Data excerpts:
-*-

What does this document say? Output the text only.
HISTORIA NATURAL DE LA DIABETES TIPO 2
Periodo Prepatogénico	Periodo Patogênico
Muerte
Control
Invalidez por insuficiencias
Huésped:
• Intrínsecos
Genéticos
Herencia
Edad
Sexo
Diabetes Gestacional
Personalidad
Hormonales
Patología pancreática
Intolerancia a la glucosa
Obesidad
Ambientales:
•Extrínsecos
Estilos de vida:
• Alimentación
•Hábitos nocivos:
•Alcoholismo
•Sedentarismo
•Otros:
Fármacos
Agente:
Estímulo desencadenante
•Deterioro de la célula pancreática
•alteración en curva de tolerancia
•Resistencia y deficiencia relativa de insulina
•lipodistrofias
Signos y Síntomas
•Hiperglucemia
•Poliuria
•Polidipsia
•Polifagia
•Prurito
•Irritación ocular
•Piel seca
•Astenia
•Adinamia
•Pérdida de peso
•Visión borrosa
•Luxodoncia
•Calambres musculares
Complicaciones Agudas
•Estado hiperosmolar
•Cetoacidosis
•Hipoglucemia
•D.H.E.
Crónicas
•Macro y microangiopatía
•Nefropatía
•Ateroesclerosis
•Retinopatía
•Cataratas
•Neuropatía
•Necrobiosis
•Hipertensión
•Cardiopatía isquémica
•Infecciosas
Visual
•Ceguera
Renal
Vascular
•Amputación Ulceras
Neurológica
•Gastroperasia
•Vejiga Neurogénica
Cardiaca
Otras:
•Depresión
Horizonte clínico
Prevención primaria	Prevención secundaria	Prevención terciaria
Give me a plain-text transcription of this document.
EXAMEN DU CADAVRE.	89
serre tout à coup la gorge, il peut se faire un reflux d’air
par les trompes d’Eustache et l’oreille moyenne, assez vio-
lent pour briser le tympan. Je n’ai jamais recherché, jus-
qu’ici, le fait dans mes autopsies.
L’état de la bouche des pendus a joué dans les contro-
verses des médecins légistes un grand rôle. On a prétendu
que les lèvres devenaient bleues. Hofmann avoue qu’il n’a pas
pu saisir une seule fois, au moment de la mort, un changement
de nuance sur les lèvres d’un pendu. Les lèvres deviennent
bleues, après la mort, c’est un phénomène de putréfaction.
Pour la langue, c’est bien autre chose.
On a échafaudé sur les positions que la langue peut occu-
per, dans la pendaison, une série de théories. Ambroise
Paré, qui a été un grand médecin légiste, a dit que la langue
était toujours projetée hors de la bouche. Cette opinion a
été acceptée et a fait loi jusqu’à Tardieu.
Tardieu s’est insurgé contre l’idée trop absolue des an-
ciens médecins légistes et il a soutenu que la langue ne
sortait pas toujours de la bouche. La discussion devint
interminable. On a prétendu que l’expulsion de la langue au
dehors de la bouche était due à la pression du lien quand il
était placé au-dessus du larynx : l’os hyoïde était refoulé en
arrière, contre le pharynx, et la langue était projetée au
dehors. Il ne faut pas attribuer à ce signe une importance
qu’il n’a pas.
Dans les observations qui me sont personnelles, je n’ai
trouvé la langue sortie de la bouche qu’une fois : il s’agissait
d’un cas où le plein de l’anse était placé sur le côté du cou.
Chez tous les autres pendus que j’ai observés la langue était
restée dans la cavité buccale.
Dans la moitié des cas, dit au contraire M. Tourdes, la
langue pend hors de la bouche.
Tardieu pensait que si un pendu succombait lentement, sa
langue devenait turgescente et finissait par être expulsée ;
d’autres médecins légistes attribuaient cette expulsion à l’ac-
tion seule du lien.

-*-

DIRECTIONS FOR THIS TASK:
Gather each line of the listing containing the word "peut" and show it.

RESPONSE TO THE EXERCISE:
serre tout à coup la gorge, il peut se faire un reflux d’air
On a échafaudé sur les positions que la langue peut occu-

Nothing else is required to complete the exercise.